START

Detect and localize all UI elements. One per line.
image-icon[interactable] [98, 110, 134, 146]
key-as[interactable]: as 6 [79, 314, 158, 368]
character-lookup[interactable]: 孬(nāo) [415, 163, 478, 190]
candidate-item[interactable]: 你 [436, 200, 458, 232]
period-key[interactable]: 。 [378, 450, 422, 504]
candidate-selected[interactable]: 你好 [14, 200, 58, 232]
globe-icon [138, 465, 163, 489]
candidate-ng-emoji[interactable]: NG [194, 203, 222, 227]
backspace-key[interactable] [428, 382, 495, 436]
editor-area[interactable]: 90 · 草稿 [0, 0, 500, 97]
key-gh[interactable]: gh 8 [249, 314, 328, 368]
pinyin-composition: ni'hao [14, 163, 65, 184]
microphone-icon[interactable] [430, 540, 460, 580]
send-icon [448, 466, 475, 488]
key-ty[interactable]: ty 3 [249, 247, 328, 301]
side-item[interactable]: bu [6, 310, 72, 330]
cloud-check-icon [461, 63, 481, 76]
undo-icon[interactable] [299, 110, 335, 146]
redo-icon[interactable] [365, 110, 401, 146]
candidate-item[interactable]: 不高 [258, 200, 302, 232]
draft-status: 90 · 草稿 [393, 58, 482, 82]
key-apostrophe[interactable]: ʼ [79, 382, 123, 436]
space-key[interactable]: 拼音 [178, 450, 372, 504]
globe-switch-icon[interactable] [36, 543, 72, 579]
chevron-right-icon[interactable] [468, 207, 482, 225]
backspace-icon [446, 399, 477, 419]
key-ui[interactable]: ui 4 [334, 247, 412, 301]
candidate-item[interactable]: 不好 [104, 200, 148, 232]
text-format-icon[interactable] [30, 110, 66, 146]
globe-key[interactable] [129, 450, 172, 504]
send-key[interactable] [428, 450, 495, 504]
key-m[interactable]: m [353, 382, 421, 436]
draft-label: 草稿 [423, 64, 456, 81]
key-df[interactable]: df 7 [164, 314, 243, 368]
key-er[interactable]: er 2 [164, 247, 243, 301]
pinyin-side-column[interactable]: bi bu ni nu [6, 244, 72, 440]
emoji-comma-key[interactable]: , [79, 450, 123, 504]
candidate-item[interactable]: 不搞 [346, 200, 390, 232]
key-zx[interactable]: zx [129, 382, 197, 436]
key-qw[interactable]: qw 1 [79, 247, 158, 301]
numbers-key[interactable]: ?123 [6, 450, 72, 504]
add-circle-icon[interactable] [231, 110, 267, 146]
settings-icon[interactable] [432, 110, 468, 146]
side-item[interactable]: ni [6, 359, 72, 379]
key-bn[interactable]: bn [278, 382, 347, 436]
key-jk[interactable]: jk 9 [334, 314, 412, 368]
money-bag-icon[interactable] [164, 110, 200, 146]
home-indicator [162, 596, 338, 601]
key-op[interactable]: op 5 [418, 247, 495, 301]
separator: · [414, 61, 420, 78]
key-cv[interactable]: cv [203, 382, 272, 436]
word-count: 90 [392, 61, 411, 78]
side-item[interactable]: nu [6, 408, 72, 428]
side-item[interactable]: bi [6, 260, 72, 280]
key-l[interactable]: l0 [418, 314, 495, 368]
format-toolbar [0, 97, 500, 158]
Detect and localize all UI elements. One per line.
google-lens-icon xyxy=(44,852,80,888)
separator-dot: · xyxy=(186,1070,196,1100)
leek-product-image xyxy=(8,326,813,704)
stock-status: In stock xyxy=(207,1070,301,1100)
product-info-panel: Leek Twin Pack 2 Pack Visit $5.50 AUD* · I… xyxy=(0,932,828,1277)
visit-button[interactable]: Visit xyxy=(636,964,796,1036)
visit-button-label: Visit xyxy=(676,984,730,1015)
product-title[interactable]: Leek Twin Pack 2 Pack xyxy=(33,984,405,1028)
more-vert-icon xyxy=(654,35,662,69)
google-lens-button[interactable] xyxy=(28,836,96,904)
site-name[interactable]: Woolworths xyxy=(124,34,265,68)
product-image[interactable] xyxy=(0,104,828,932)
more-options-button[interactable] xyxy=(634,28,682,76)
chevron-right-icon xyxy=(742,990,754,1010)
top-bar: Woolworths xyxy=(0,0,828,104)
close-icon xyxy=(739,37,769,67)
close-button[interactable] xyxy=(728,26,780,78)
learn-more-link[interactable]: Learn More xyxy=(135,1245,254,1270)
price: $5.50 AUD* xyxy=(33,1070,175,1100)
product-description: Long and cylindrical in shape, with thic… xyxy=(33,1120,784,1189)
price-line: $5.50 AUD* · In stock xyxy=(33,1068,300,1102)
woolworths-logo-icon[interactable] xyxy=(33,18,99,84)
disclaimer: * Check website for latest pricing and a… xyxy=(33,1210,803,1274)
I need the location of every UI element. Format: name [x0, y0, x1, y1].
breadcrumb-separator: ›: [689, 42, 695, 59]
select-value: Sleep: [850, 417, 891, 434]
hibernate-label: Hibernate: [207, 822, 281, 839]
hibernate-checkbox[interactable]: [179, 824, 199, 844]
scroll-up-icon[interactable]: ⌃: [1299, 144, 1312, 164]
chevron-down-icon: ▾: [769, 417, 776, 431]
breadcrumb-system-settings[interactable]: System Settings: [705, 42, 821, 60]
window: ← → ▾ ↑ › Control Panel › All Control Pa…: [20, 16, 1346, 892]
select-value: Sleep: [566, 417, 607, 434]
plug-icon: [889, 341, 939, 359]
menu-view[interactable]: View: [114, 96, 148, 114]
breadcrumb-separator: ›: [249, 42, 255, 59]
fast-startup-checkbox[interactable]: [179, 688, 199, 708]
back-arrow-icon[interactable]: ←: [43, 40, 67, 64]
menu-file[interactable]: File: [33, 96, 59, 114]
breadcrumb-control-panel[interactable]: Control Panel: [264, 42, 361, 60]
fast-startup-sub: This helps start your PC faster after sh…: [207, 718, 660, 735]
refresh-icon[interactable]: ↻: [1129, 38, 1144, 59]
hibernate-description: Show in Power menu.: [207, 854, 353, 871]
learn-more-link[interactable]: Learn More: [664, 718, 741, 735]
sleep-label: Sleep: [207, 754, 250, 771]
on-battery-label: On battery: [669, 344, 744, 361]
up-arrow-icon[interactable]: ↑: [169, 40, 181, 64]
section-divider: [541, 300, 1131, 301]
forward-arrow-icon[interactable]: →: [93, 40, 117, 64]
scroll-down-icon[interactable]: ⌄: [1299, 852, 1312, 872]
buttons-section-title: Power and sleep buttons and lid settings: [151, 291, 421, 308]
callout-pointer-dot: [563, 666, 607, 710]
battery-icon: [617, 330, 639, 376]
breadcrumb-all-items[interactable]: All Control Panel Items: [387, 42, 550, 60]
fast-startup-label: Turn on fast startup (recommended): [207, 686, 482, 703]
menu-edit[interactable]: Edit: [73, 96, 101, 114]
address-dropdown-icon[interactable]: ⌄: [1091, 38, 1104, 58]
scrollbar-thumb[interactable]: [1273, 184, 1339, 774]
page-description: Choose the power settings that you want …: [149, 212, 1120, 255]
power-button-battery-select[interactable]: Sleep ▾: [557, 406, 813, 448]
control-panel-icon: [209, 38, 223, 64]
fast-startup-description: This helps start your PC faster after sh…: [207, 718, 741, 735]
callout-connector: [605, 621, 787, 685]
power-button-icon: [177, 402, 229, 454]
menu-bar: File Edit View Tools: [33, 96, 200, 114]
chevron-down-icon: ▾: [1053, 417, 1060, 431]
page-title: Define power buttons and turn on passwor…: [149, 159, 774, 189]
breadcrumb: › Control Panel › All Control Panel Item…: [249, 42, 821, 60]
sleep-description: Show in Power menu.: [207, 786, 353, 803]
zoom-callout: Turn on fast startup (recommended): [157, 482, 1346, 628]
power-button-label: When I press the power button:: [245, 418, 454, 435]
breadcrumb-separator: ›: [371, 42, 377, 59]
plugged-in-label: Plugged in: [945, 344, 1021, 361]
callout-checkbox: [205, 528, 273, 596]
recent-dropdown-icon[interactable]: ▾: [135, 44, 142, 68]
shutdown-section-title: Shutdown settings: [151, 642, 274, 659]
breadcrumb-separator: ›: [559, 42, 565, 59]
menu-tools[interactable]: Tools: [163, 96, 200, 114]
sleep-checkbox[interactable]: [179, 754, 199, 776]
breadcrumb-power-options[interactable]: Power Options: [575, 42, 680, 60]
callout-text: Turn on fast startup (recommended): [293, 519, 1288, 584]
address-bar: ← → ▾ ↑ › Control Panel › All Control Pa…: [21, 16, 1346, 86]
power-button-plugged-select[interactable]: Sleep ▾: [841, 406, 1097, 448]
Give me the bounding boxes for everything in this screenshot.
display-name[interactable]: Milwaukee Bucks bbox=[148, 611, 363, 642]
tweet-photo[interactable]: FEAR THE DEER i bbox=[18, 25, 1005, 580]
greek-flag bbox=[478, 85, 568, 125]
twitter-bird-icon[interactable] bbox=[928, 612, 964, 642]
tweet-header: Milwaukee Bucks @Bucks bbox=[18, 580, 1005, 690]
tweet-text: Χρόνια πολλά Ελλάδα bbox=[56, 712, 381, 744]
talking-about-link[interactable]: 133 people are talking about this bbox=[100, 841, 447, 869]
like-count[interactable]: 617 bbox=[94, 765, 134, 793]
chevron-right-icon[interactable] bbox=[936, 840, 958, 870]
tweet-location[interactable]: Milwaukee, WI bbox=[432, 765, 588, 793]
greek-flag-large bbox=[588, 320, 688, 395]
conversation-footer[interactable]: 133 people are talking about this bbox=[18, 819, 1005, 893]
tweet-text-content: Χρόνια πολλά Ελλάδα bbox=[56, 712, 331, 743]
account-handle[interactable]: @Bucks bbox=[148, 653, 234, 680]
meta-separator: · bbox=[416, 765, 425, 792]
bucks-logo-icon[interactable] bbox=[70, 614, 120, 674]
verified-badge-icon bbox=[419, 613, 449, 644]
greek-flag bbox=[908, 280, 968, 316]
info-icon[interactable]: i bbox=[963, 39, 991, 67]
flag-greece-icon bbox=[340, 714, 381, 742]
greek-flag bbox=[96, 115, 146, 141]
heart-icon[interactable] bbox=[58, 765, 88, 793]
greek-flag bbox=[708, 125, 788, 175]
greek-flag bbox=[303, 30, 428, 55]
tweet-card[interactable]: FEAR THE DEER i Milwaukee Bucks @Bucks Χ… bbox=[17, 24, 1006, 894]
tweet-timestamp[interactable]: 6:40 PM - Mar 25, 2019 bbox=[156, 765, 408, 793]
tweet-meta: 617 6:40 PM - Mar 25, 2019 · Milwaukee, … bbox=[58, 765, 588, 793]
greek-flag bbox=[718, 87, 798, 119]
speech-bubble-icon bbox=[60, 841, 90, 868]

END

Quote the records from their first line through the line that contains "editor-area[interactable]: 90 ·", including both of those lines, and reproduce each line without any change.

Detect and localize all UI elements. One per line.
image-icon[interactable] [98, 110, 134, 146]
key-as[interactable]: as 6 [79, 314, 158, 368]
character-lookup[interactable]: 孬(nāo) [415, 163, 478, 190]
candidate-item[interactable]: 你 [436, 200, 458, 232]
period-key[interactable]: 。 [378, 450, 422, 504]
candidate-selected[interactable]: 你好 [14, 200, 58, 232]
globe-icon [138, 465, 163, 489]
candidate-ng-emoji[interactable]: NG [194, 203, 222, 227]
backspace-key[interactable] [428, 382, 495, 436]
editor-area[interactable]: 90 · 草稿 [0, 0, 500, 97]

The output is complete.